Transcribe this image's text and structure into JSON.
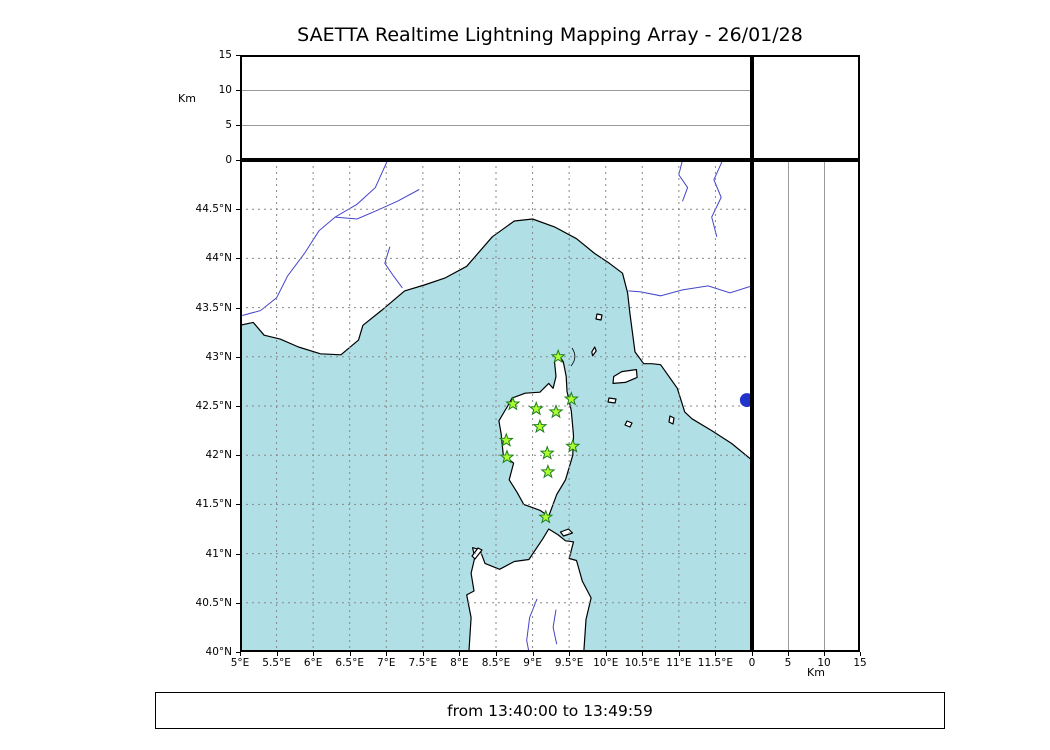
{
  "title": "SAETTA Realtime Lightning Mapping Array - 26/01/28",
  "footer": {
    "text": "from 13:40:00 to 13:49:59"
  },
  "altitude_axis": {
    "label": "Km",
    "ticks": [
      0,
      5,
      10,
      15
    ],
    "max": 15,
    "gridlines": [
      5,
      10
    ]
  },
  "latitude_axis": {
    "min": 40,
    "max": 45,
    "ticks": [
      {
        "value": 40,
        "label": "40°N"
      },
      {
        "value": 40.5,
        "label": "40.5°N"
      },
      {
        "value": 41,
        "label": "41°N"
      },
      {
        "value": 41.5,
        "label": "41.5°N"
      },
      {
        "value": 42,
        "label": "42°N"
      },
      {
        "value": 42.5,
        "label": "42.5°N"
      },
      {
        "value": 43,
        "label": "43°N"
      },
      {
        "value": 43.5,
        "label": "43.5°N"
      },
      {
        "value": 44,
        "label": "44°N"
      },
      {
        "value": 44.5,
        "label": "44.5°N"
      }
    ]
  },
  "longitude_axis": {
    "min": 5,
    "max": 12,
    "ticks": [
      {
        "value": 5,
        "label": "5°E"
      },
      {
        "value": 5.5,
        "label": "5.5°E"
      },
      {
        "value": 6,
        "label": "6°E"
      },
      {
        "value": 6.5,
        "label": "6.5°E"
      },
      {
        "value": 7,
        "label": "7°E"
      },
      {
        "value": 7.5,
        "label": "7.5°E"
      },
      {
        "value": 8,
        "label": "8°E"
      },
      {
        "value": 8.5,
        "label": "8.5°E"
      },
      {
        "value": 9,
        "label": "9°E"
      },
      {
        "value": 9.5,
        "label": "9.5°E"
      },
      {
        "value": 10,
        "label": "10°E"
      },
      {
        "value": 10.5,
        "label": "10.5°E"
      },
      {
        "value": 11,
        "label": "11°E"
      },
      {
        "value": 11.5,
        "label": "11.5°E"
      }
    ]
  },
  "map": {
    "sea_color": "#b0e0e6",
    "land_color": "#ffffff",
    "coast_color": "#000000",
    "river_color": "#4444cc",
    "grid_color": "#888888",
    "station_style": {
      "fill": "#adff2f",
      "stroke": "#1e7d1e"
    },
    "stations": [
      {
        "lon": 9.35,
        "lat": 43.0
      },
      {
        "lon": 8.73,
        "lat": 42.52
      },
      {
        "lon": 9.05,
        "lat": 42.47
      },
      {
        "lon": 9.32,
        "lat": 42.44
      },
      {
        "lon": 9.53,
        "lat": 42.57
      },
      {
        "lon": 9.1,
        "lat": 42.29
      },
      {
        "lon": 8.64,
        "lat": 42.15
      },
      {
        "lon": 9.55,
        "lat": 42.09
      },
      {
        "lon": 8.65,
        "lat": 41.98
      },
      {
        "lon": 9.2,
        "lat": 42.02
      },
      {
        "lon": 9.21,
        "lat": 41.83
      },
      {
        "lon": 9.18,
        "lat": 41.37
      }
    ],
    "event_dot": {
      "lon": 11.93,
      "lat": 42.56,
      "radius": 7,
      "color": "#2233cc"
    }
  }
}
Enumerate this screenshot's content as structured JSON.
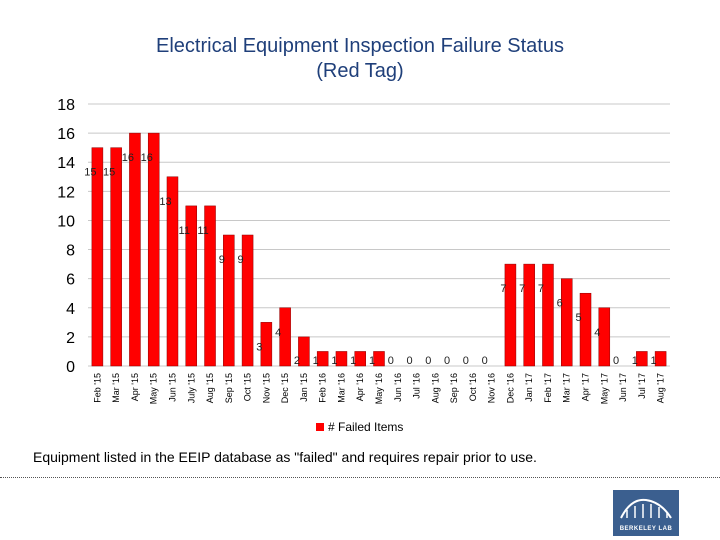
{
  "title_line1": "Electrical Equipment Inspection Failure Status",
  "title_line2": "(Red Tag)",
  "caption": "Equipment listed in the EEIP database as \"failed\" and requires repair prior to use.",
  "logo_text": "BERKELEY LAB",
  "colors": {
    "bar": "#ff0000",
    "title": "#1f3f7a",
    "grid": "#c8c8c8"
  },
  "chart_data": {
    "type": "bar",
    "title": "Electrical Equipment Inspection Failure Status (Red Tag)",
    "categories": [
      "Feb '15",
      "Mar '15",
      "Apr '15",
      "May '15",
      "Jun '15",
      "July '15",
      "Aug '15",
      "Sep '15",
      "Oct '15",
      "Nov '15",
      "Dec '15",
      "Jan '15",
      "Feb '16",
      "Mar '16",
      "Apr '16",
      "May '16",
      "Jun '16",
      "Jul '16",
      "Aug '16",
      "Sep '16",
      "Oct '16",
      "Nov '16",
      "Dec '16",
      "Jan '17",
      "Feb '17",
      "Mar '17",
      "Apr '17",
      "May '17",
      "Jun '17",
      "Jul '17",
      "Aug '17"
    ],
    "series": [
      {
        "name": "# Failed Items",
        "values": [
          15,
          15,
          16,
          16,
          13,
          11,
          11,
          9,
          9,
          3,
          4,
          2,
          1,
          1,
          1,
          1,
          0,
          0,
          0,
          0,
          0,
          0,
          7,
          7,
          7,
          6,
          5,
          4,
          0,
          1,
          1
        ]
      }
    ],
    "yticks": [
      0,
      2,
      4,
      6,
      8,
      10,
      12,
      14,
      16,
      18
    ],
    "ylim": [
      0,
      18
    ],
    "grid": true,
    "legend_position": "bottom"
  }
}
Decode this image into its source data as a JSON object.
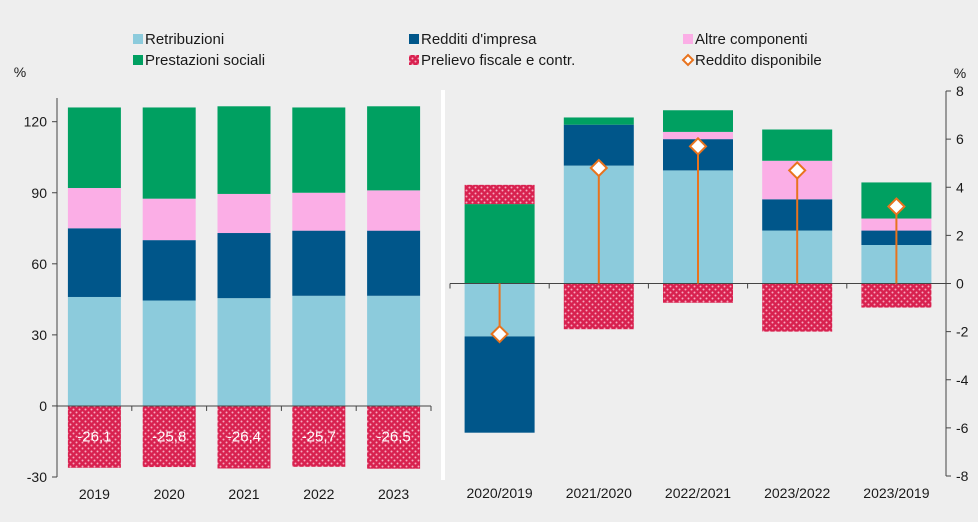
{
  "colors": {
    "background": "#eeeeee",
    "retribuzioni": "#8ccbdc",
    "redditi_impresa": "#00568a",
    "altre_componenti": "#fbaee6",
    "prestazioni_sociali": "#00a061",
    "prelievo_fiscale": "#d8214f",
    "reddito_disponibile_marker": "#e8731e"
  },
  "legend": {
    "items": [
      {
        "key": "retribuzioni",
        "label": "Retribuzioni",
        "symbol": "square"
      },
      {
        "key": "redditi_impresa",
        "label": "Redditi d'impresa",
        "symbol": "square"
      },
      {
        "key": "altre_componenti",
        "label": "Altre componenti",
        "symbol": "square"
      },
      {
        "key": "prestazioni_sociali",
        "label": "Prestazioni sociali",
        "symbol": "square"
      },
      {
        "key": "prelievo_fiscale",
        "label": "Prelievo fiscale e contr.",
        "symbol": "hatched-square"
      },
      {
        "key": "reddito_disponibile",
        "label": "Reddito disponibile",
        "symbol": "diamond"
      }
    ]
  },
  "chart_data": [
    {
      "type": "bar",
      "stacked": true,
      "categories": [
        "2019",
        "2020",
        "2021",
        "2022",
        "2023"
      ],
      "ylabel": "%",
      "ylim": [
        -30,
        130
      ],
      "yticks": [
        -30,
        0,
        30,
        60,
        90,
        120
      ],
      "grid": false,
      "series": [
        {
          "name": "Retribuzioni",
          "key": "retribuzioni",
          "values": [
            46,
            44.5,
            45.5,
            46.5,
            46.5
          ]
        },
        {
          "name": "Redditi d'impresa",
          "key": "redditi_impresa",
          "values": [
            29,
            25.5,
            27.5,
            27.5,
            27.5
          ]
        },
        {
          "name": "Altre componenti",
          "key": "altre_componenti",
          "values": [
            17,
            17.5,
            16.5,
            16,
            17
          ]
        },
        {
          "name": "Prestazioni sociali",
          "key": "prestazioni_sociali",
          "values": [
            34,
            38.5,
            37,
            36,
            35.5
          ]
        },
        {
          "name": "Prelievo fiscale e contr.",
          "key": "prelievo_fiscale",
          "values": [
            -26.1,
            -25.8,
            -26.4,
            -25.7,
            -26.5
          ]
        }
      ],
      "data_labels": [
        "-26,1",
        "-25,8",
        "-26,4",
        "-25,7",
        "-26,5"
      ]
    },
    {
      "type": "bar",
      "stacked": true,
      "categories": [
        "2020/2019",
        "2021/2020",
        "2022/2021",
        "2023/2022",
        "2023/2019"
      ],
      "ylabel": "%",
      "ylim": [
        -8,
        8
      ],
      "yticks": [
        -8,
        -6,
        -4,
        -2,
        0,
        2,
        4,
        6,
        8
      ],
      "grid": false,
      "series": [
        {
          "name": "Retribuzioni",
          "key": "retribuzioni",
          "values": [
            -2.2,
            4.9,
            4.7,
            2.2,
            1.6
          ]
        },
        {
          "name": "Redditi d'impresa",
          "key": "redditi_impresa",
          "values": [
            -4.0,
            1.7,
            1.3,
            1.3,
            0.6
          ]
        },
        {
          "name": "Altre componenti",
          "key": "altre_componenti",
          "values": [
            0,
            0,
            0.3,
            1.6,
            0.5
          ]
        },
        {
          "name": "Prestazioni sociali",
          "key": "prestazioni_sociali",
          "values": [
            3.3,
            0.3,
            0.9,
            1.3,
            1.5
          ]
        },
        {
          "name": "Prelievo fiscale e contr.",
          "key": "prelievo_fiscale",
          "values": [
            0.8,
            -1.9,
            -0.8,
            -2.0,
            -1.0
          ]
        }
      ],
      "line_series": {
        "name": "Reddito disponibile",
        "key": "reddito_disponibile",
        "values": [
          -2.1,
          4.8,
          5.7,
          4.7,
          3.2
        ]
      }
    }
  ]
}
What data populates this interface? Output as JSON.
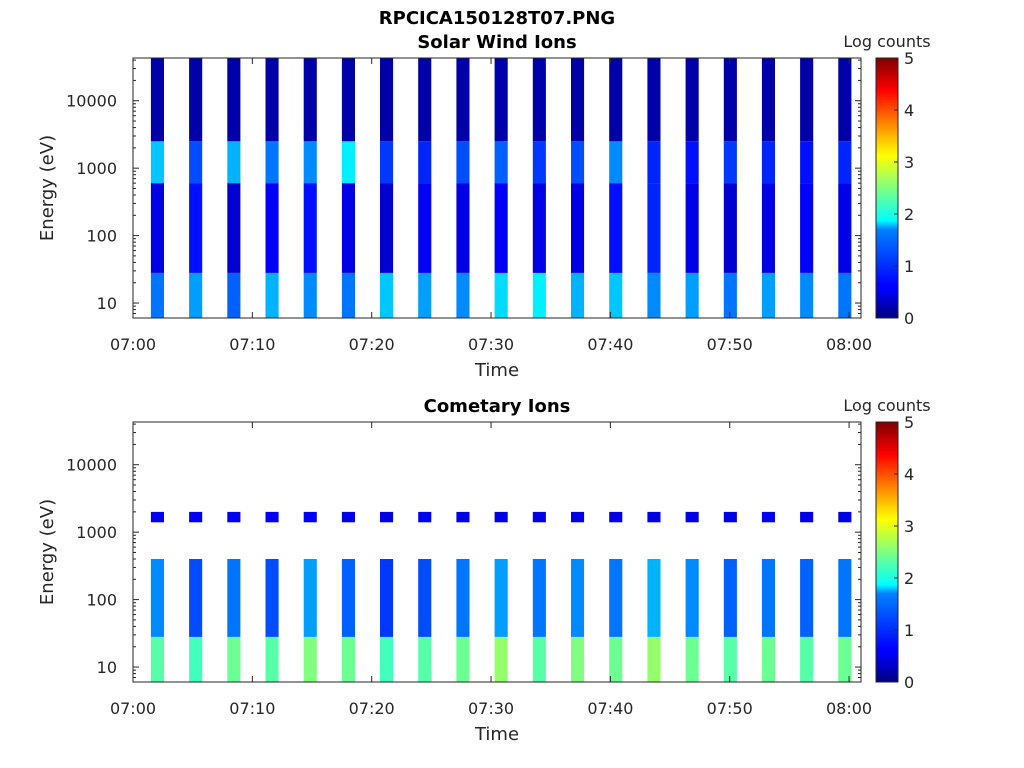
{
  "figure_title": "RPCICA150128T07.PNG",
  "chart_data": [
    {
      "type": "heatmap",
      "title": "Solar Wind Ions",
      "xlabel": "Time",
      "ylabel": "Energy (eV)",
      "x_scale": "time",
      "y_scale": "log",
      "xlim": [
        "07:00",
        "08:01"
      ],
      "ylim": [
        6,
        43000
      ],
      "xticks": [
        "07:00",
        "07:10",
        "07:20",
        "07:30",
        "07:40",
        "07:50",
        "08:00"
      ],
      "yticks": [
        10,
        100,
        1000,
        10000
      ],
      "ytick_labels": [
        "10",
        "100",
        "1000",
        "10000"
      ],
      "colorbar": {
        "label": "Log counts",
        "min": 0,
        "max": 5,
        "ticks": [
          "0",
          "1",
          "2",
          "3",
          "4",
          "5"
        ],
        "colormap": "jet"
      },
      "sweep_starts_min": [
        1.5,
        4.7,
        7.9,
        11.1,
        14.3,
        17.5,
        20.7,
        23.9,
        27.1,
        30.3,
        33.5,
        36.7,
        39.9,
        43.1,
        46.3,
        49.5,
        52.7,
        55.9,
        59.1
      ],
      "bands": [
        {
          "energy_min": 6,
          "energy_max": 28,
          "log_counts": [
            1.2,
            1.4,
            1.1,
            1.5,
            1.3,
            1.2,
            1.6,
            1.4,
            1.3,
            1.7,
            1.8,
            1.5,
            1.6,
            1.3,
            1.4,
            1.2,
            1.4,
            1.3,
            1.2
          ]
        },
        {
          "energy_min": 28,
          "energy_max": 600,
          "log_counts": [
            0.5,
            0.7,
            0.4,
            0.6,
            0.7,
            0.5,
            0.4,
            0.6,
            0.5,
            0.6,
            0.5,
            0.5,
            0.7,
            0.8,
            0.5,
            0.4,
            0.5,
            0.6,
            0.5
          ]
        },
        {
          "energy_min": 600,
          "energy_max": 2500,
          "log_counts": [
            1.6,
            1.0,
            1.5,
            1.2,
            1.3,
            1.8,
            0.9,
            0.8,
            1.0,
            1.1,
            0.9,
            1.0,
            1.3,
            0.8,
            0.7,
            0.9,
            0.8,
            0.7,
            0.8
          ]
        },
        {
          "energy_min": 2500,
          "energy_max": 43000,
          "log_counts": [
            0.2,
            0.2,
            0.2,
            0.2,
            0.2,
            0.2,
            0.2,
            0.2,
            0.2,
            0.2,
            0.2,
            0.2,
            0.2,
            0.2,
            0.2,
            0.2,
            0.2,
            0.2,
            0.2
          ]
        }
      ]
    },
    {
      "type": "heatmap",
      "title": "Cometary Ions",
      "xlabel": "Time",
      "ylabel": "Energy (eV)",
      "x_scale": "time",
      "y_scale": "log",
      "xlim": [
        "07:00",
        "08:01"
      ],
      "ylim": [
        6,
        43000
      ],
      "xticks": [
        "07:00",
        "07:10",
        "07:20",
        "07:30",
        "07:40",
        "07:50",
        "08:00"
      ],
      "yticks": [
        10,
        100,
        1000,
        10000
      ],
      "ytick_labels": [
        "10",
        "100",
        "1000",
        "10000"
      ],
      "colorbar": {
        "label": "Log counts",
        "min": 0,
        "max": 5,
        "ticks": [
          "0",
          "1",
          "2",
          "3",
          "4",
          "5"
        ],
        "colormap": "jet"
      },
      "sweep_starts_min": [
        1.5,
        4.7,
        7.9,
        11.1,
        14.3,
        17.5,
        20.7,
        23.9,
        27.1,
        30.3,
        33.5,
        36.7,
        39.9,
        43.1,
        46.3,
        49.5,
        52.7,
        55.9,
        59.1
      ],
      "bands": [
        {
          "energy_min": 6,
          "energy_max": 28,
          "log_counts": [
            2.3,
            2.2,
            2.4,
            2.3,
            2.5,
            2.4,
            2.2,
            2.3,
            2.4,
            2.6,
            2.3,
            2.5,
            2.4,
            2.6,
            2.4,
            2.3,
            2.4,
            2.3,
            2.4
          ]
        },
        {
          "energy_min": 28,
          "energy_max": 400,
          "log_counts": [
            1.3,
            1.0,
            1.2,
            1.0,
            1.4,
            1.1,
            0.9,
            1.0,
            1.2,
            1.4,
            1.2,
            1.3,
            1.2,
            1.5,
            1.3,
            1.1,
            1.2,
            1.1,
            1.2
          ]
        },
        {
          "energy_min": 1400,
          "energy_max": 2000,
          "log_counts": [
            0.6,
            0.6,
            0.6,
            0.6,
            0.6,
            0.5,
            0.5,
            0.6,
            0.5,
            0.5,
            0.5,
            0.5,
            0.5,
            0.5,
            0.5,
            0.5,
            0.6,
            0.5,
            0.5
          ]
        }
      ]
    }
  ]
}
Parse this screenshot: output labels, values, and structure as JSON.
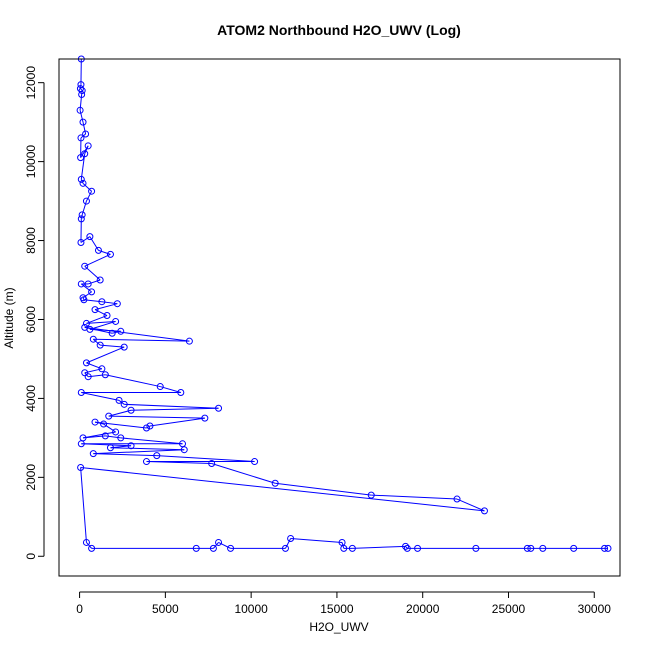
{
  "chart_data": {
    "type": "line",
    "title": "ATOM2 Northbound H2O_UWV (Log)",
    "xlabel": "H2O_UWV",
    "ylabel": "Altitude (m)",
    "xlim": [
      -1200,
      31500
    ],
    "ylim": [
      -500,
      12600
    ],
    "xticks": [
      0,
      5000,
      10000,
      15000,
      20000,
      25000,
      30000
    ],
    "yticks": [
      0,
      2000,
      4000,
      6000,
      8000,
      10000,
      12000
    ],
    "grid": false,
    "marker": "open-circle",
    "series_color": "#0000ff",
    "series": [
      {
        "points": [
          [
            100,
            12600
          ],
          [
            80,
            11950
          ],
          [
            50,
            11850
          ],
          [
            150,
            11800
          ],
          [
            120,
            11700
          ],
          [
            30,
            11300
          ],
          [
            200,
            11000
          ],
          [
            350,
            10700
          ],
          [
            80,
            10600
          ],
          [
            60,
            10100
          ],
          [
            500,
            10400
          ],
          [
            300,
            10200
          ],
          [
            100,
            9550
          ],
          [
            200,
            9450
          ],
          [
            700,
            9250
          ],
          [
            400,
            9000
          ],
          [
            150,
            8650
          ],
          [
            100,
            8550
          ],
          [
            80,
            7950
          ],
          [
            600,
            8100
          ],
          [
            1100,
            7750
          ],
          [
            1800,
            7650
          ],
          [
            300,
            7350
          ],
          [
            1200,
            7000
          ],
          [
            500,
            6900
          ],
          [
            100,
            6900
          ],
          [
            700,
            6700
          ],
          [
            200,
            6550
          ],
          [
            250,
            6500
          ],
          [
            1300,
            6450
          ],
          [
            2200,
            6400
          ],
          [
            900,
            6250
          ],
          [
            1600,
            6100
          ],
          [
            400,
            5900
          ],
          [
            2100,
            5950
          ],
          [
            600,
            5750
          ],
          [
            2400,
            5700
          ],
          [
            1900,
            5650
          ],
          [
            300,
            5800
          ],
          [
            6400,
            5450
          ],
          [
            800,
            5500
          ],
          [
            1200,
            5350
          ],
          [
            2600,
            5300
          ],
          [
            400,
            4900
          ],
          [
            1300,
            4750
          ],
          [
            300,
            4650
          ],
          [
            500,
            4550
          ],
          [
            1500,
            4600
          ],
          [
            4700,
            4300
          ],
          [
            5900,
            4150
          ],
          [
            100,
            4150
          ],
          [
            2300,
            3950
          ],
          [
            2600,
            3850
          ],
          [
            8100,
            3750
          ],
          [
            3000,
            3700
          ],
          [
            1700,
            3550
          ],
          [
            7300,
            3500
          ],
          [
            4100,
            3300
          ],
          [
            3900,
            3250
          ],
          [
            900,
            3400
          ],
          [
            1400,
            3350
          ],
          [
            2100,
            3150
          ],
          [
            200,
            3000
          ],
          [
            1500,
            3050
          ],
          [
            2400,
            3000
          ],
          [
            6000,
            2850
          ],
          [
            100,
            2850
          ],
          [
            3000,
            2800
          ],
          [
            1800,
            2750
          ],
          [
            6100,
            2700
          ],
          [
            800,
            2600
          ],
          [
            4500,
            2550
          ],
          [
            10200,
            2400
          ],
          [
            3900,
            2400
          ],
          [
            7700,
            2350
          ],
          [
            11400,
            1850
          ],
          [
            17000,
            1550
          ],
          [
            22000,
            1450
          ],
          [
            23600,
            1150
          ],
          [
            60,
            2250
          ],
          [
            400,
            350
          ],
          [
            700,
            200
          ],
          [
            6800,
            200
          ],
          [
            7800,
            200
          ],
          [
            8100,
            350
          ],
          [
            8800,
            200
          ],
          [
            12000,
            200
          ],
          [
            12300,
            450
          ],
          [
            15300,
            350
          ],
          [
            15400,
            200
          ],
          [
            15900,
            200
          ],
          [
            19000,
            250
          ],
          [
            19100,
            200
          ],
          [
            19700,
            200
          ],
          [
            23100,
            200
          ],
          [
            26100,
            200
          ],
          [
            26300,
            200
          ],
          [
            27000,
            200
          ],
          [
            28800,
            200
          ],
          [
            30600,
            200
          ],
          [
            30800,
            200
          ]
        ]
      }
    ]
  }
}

**EXERCISE BRIEF:** Go through the material line by line. Show each line that contains the string "Electrical".

**WRITTEN REPLY:**
  "title_line1": "Electrical Equipment Inspection Failure Status",
    "title": "Electrical Equipment Inspection Failure Status (Red Tag)",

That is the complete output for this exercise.